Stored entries
=====

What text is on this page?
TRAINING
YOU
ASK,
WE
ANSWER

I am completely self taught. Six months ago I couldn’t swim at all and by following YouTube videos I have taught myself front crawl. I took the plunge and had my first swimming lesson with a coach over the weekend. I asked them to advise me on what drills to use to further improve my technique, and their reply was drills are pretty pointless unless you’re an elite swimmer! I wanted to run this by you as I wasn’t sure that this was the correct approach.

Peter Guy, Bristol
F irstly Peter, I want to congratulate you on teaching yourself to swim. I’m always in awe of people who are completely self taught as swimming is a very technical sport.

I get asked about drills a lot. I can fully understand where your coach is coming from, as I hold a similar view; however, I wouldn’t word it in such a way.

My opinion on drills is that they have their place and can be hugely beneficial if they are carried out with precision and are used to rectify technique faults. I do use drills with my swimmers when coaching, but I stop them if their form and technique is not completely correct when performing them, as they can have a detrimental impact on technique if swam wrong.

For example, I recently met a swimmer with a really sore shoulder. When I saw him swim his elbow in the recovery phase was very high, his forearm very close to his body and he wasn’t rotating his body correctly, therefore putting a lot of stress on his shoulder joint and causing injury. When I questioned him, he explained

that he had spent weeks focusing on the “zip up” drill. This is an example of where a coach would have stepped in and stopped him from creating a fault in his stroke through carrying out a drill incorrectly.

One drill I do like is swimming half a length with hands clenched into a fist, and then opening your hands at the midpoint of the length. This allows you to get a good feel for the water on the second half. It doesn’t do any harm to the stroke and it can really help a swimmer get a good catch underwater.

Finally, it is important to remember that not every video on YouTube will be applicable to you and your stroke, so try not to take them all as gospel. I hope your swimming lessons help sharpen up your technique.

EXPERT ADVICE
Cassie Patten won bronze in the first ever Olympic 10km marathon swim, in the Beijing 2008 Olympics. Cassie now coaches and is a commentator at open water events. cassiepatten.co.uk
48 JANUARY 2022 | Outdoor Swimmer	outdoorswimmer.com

=====

• **The exercise**
The records above must be output exactly, in full.

• **Exercise output**
What text is on this page?
TRAINING
YOU
ASK,
WE
ANSWER

I am completely self taught. Six months ago I couldn’t swim at all and by following YouTube videos I have taught myself front crawl. I took the plunge and had my first swimming lesson with a coach over the weekend. I asked them to advise me on what drills to use to further improve my technique, and their reply was drills are pretty pointless unless you’re an elite swimmer! I wanted to run this by you as I wasn’t sure that this was the correct approach.

Peter Guy, Bristol
F irstly Peter, I want to congratulate you on teaching yourself to swim. I’m always in awe of people who are completely self taught as swimming is a very technical sport.

I get asked about drills a lot. I can fully understand where your coach is coming from, as I hold a similar view; however, I wouldn’t word it in such a way.

My opinion on drills is that they have their place and can be hugely beneficial if they are carried out with precision and are used to rectify technique faults. I do use drills with my swimmers when coaching, but I stop them if their form and technique is not completely correct when performing them, as they can have a detrimental impact on technique if swam wrong.

For example, I recently met a swimmer with a really sore shoulder. When I saw him swim his elbow in the recovery phase was very high, his forearm very close to his body and he wasn’t rotating his body correctly, therefore putting a lot of stress on his shoulder joint and causing injury. When I questioned him, he explained

that he had spent weeks focusing on the “zip up” drill. This is an example of where a coach would have stepped in and stopped him from creating a fault in his stroke through carrying out a drill incorrectly.

One drill I do like is swimming half a length with hands clenched into a fist, and then opening your hands at the midpoint of the length. This allows you to get a good feel for the water on the second half. It doesn’t do any harm to the stroke and it can really help a swimmer get a good catch underwater.

Finally, it is important to remember that not every video on YouTube will be applicable to you and your stroke, so try not to take them all as gospel. I hope your swimming lessons help sharpen up your technique.

EXPERT ADVICE
Cassie Patten won bronze in the first ever Olympic 10km marathon swim, in the Beijing 2008 Olympics. Cassie now coaches and is a commentator at open water events. cassiepatten.co.uk
48 JANUARY 2022 | Outdoor Swimmer	outdoorswimmer.com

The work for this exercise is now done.